* start Listed records *
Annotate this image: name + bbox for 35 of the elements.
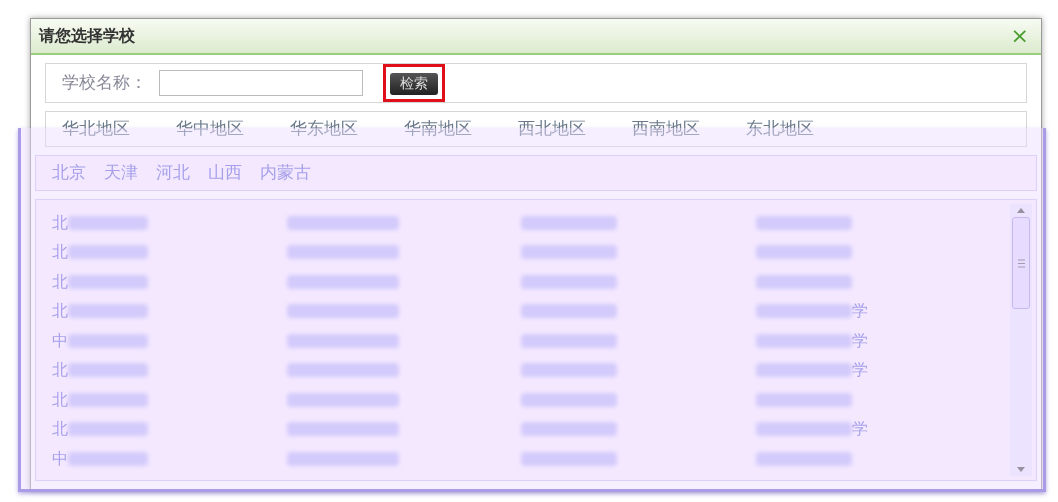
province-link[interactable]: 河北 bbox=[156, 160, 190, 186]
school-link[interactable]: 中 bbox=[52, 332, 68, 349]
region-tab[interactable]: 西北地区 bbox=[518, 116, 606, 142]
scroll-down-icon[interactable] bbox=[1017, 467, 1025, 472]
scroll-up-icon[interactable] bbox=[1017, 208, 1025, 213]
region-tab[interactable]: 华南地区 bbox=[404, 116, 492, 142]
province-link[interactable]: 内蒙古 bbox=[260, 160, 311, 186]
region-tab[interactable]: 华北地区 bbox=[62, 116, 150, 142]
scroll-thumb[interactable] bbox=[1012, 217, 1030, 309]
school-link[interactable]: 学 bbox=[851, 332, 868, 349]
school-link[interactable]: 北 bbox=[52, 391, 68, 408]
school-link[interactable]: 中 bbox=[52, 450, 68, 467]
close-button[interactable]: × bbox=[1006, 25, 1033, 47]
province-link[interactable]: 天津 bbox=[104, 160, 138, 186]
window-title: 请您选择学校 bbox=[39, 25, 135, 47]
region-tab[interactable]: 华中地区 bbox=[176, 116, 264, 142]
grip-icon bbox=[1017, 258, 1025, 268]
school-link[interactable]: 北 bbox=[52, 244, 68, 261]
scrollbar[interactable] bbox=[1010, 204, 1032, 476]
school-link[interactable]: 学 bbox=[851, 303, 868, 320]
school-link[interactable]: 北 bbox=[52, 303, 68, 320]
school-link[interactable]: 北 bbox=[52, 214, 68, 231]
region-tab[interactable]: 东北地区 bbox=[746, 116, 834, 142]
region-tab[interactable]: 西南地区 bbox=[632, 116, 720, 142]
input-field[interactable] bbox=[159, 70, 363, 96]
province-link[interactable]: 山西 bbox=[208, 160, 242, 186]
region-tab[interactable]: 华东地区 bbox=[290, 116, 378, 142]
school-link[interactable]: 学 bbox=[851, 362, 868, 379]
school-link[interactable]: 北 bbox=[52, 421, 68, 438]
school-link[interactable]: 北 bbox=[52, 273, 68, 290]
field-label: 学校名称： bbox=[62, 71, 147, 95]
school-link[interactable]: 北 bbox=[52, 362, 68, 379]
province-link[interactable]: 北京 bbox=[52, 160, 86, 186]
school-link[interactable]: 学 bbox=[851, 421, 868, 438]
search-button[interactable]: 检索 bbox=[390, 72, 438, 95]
* end Listed records *
### Work to be completed
Output every row above verbatim, omitting the picture.

### Solution
Annotate this image: name + bbox for 35 of the elements.
province-link[interactable]: 河北 bbox=[156, 160, 190, 186]
school-link[interactable]: 中 bbox=[52, 332, 68, 349]
region-tab[interactable]: 西北地区 bbox=[518, 116, 606, 142]
scroll-down-icon[interactable] bbox=[1017, 467, 1025, 472]
scroll-up-icon[interactable] bbox=[1017, 208, 1025, 213]
region-tab[interactable]: 华南地区 bbox=[404, 116, 492, 142]
province-link[interactable]: 内蒙古 bbox=[260, 160, 311, 186]
region-tab[interactable]: 华北地区 bbox=[62, 116, 150, 142]
scroll-thumb[interactable] bbox=[1012, 217, 1030, 309]
school-link[interactable]: 学 bbox=[851, 332, 868, 349]
school-link[interactable]: 北 bbox=[52, 391, 68, 408]
school-link[interactable]: 中 bbox=[52, 450, 68, 467]
close-button[interactable]: × bbox=[1006, 25, 1033, 47]
province-link[interactable]: 天津 bbox=[104, 160, 138, 186]
window-title: 请您选择学校 bbox=[39, 25, 135, 47]
region-tab[interactable]: 华中地区 bbox=[176, 116, 264, 142]
grip-icon bbox=[1017, 258, 1025, 268]
school-link[interactable]: 北 bbox=[52, 244, 68, 261]
scrollbar[interactable] bbox=[1010, 204, 1032, 476]
school-link[interactable]: 学 bbox=[851, 303, 868, 320]
school-link[interactable]: 北 bbox=[52, 303, 68, 320]
school-link[interactable]: 北 bbox=[52, 214, 68, 231]
region-tab[interactable]: 东北地区 bbox=[746, 116, 834, 142]
region-tab[interactable]: 西南地区 bbox=[632, 116, 720, 142]
input-field[interactable] bbox=[159, 70, 363, 96]
province-link[interactable]: 山西 bbox=[208, 160, 242, 186]
region-tab[interactable]: 华东地区 bbox=[290, 116, 378, 142]
school-link[interactable]: 学 bbox=[851, 362, 868, 379]
school-link[interactable]: 北 bbox=[52, 421, 68, 438]
school-link[interactable]: 北 bbox=[52, 273, 68, 290]
field-label: 学校名称： bbox=[62, 71, 147, 95]
school-link[interactable]: 北 bbox=[52, 362, 68, 379]
province-link[interactable]: 北京 bbox=[52, 160, 86, 186]
school-link[interactable]: 学 bbox=[851, 421, 868, 438]
search-button[interactable]: 检索 bbox=[390, 72, 438, 95]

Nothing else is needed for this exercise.